I think this took a very difficult subject and made it even darker.
Jamila, I'll start with you.
- I definitely agree, Stephen, and I think one of the things that impacted is the isolation, one, and then two, just this notion of literally living through a pandemic where grief and loss and trauma are at the forefront definitely impacted everyone when it comes to depression, anxiety, fear, not even feeling comfortable if you could interact with your family members, fear of losing people.
So it definitely has escalated symptoms in individuals who already had a diagnosis but then secondly, it caused other people to may have a diagnosis that necessarily wouldn't have had one prior to the pandemic.
- You know, the pandemic is technically over.
I mean, at least much of the disruption of the pandemic is behind us.
And so I think that is also telling people, in some ways, that the problems of the pandemic are not necessarily with us anymore.
And I think with mental health, that's just not true.
That just because we're no longer social distancing just because there isn't the kind of loss and grief that we were experiencing doesn't mean that the effects on our mental health have gone away as well.
- It's not even close.
The effects of the pandemic are still ongoing.
We've all seen in the news that during the pandemic the stress on the primary healthcare system, the emergency rooms, the overcrowding of hospital beds was at the forefront of people's minds.
But there's been kind of a delayed reaction when you talk about the behavioral healthcare impacts of that.
We have started seeing the increase in demand probably about a year, eight to 12 months after the pandemic started, where the behavioral health increases started rising exponentially.
We have more people needing behavioral healthcare treatments than we have the capacity to treat right now.
So, as the previous guests talked about, the issues of loss and depression and isolation have been on the rise.
Substance use disorders nice have been on the rise as well.
We've been seeing a lot of people come to our doors requiring treatments for those.
So no, while the pandemic is over we're gonna feel the effects of that for many years to come.
- Yeah.
So I want to talk specifically about children our kids and the ways in which the pandemic made mental health more of an acute issue for them.
In some ways, I think it's kind of an obvious thing to have happened given the disruption to them.
But again, I'm not sure that the kind of attention that the issue needs is being put on it.
Jamila, tell us about the kind of things that you're seeing with children that is different from the rest of the population.
- I think one of the things that we're seeing here at Judson Center as we're providing services to our community members and we also provide services in the schools is this disruption in regards to development.
So one of the things we have to remember is that as some of our younger kids, even kindergarten and younger, were starting their development in school, they were isolated.
And part of child development is peer-to-peer interaction.
And so one, we're seeing as the kids are returning to school, their sensory issues, there's an overabundance of this interaction of individuals that they weren't accustomed to which is then causing them to have a reaction in behavior which in some instances may look like negative behavior but it's really anxiety.
========================
◆ ASSIGNED TASK A ◆
Translate this sentence from the transcript on pandemic mental health into Spanish: "And part of child development is peer-to-peer interaction."
◆ ASSIGNED TASK B ◆
Repeat the part of the transcript on pandemic mental health from "I think this" to "to the pandemic.", word for word.
◆ ASSIGNED TASK C ◆
Answer these questions using the transcript on pandemic mental health:
(i) About how long after the pandemic started did demand for behavioral health begin to increase?
(ii) Besides loss, depression and isolation, what else has been on the rise?
(iii) Apart from its community members, where does Judson Center provide services?

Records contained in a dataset
========================
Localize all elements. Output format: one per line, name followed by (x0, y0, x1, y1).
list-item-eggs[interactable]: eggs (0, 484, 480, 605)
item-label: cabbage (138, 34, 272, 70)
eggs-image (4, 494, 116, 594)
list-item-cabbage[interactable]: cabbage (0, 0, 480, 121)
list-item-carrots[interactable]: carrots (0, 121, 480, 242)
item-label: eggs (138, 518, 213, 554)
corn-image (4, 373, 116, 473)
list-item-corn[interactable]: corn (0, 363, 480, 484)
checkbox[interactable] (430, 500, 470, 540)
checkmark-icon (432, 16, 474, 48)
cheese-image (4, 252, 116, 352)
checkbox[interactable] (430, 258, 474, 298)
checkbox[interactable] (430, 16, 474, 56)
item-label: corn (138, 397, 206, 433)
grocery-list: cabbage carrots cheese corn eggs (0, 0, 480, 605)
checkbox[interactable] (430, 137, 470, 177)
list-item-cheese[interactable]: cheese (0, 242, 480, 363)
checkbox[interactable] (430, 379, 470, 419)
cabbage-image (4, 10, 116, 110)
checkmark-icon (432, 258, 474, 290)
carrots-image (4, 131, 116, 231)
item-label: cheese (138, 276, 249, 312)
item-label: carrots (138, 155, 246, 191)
========================
◆ FINAL ANSWER A ◆
Y parte del desarrollo infantil es la interacción entre pares.

◆ FINAL ANSWER B ◆
I think this took a very difficult subject and made it even darker.
Jamila, I'll start with you.
- I definitely agree, Stephen, and I think one of the things that impacted is the isolation, one, and then two, just this notion of literally living through a pandemic where grief and loss and trauma are at the forefront definitely impacted everyone when it comes to depression, anxiety, fear, not even feeling comfortable if you could interact with your family members, fear of losing people.
So it definitely has escalated symptoms in individuals who already had a diagnosis but then secondly, it caused other people to may have a diagnosis that necessarily wouldn't have had one prior to the pandemic.

◆ FINAL ANSWER C ◆
(i) About a year, eight to 12 months.
(ii) Substance use disorders.
(iii) In the schools.